What to do:
Compute how many lines in the data below contain "swatch"; answer only with that number.

Extracted information:
= Beginning of Section =

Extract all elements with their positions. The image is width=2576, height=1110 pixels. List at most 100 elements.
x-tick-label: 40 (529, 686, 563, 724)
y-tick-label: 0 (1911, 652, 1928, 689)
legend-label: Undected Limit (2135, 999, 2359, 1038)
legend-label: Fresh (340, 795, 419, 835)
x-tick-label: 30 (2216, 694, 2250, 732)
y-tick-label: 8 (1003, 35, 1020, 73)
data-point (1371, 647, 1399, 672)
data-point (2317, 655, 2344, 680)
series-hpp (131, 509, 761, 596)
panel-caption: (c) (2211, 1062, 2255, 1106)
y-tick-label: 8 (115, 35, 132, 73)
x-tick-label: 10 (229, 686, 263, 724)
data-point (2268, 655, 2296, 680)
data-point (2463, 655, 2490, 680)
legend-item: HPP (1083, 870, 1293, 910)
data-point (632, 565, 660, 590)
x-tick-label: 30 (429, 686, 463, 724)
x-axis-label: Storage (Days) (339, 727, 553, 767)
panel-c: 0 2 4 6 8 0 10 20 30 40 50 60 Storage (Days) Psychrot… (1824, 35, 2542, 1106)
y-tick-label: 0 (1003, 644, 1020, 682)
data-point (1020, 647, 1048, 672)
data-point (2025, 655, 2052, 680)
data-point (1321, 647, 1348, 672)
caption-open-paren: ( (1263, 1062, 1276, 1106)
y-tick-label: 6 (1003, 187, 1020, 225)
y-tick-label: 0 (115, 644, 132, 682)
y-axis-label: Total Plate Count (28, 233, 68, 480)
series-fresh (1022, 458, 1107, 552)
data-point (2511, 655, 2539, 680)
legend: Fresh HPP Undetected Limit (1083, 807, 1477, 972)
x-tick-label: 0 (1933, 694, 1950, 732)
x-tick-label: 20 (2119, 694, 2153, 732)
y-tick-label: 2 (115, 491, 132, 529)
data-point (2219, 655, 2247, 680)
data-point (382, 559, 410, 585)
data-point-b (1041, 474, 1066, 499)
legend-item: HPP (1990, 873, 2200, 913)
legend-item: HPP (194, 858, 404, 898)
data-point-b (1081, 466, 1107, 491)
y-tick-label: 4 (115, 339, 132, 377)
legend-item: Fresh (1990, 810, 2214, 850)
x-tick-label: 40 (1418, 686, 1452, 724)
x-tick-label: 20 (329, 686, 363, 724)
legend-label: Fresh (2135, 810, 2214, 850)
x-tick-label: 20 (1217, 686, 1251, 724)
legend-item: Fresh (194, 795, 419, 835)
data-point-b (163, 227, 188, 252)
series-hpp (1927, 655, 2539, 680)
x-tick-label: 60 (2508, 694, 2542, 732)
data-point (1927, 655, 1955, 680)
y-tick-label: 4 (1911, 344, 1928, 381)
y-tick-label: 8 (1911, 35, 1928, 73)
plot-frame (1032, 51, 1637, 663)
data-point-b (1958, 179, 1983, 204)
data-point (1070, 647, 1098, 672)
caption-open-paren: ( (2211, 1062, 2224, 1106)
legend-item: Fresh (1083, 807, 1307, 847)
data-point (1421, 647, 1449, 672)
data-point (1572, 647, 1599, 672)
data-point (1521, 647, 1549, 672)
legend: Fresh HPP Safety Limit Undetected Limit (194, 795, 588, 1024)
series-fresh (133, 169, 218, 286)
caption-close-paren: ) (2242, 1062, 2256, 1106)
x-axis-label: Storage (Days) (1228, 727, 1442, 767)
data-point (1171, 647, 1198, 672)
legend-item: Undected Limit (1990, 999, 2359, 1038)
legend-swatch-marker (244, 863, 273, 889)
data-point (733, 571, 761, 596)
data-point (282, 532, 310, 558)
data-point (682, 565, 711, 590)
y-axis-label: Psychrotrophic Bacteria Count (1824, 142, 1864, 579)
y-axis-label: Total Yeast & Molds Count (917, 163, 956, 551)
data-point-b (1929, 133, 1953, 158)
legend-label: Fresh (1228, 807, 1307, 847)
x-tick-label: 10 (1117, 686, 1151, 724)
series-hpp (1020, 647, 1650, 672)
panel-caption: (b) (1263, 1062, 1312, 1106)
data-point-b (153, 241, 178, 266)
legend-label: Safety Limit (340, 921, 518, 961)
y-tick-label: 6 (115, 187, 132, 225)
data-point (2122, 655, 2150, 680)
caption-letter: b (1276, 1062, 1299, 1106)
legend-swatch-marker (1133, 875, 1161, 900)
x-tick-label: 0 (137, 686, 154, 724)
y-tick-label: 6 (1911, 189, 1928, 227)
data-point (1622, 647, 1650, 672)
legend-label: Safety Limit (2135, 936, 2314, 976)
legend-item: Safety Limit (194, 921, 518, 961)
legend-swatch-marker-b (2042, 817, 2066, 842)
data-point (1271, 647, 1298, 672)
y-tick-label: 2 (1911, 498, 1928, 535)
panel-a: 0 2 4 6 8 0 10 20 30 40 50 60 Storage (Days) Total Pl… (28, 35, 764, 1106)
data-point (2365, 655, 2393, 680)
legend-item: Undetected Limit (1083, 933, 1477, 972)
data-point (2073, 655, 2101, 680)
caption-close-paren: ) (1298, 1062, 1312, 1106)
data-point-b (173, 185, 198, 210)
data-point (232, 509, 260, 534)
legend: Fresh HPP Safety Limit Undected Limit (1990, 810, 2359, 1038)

= End of Section =
= Beginning of Section =

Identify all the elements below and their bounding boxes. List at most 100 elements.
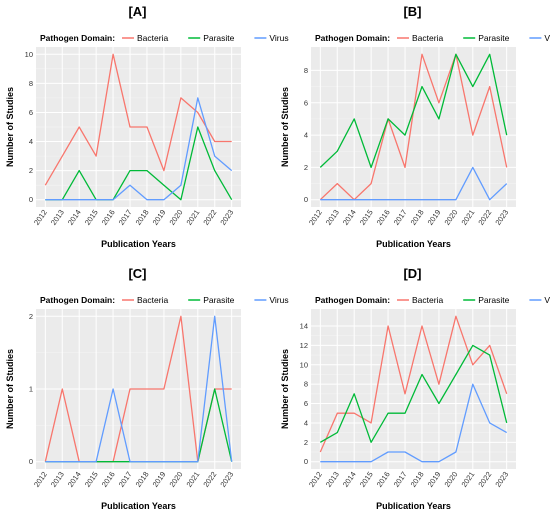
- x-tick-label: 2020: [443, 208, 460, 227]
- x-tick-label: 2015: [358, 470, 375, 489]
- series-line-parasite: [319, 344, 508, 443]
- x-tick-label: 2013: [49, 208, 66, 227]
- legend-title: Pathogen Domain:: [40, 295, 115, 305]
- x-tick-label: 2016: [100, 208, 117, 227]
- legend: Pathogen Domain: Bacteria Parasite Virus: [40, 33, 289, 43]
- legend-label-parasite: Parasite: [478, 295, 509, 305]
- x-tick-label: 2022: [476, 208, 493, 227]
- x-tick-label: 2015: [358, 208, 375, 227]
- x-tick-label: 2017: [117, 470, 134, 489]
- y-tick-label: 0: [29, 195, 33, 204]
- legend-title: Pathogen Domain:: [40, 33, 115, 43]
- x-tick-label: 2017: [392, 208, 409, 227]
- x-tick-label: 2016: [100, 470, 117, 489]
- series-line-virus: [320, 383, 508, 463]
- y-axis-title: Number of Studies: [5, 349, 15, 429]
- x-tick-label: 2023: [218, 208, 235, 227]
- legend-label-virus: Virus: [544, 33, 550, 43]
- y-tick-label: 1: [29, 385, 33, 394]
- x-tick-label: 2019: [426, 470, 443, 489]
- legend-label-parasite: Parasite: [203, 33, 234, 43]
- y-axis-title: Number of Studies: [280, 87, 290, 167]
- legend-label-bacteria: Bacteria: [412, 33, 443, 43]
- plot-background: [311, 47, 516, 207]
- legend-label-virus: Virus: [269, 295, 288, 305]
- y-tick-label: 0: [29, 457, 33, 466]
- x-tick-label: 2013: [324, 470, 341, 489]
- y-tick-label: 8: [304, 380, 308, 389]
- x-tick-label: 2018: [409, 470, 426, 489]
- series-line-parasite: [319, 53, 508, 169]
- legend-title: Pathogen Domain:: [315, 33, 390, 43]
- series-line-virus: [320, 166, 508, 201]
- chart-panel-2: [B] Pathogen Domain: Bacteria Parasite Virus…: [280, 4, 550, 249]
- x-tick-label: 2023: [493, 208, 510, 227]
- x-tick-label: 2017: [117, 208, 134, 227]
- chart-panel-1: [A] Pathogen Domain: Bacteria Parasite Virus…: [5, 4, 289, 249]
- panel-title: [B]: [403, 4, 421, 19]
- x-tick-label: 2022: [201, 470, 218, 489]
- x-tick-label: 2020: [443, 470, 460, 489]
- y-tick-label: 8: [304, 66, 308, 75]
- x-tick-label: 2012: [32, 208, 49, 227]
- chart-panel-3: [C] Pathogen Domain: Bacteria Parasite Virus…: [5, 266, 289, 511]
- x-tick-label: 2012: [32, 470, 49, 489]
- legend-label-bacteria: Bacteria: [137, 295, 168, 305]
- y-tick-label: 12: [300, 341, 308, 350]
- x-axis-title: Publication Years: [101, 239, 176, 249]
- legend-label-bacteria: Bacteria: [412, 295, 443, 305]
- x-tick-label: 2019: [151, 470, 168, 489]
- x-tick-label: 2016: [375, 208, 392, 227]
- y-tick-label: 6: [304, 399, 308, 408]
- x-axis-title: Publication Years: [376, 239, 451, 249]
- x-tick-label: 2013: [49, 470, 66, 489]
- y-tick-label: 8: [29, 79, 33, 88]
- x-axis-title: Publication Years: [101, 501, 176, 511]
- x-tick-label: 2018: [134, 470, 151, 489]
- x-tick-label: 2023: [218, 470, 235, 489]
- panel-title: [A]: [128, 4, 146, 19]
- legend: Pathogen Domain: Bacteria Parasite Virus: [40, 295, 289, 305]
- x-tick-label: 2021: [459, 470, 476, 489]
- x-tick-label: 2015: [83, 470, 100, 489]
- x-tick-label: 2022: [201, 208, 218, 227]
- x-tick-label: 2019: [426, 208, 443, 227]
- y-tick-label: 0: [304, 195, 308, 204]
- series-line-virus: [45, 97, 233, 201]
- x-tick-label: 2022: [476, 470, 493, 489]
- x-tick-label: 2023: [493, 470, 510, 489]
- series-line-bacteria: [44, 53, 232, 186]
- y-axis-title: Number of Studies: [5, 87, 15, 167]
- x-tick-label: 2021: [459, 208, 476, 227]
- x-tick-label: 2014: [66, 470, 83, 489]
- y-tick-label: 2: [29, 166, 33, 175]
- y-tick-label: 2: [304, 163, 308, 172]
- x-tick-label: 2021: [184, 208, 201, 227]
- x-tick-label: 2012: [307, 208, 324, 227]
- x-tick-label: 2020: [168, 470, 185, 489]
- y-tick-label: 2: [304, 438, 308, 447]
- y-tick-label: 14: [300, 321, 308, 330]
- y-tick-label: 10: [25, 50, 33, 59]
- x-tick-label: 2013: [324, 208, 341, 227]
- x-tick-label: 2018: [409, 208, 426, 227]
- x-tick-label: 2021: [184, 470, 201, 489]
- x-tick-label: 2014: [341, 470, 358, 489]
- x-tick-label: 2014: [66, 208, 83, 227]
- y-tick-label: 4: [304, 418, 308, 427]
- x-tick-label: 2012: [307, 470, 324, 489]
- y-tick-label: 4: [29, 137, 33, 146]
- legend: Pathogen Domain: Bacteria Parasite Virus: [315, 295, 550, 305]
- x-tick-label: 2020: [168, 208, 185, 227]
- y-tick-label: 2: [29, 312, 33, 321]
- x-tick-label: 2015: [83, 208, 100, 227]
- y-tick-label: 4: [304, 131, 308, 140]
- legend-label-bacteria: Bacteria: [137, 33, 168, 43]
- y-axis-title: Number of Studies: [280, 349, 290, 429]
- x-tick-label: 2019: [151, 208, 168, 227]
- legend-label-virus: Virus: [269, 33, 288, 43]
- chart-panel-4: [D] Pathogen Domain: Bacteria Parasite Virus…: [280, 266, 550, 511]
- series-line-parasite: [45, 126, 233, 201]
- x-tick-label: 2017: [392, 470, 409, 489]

= End of Section =

Result of the task:
3